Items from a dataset

- - -

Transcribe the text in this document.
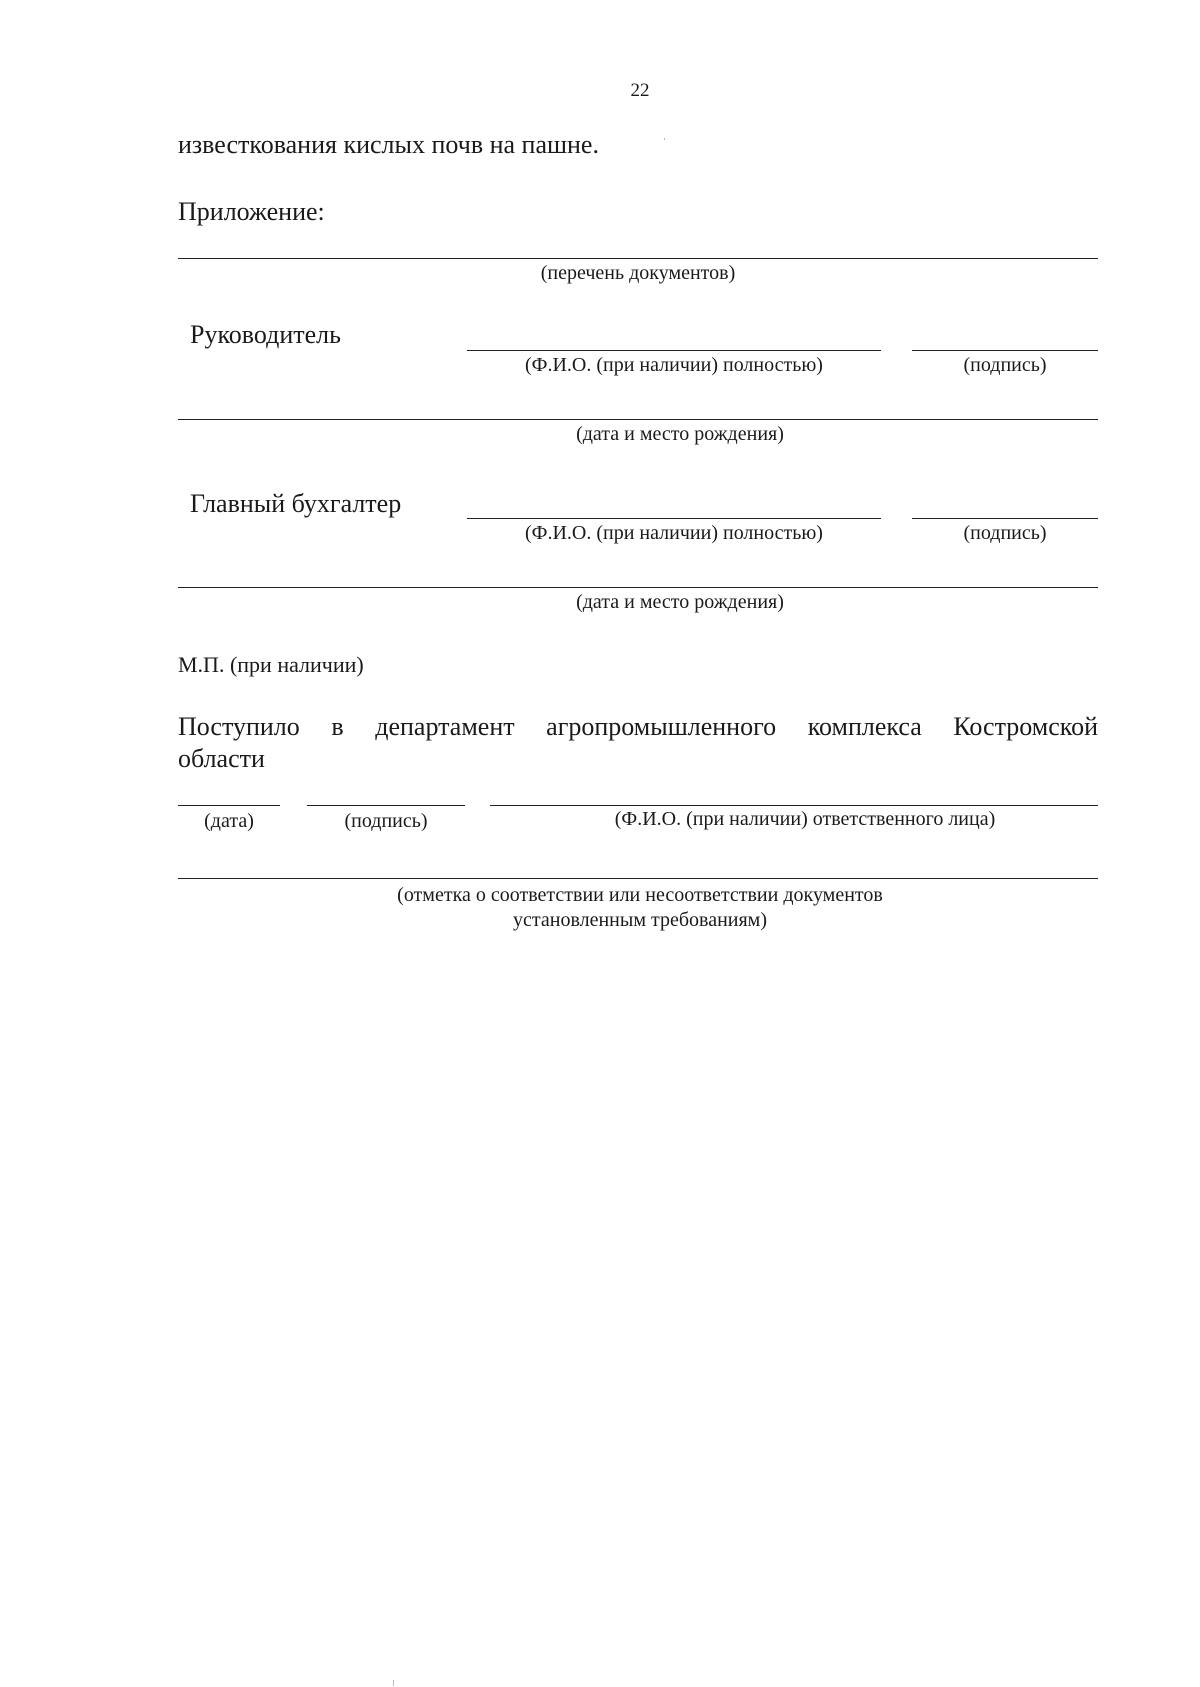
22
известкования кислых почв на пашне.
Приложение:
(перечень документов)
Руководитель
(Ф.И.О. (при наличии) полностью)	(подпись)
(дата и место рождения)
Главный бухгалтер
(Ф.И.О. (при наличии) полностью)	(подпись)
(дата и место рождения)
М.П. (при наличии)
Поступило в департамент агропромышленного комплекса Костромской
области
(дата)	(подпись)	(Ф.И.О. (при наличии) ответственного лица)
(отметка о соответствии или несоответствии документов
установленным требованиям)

- - -

> Exercise goal
In the material above, how many lines hold the word "документов"? Say only the number.

> Written response
2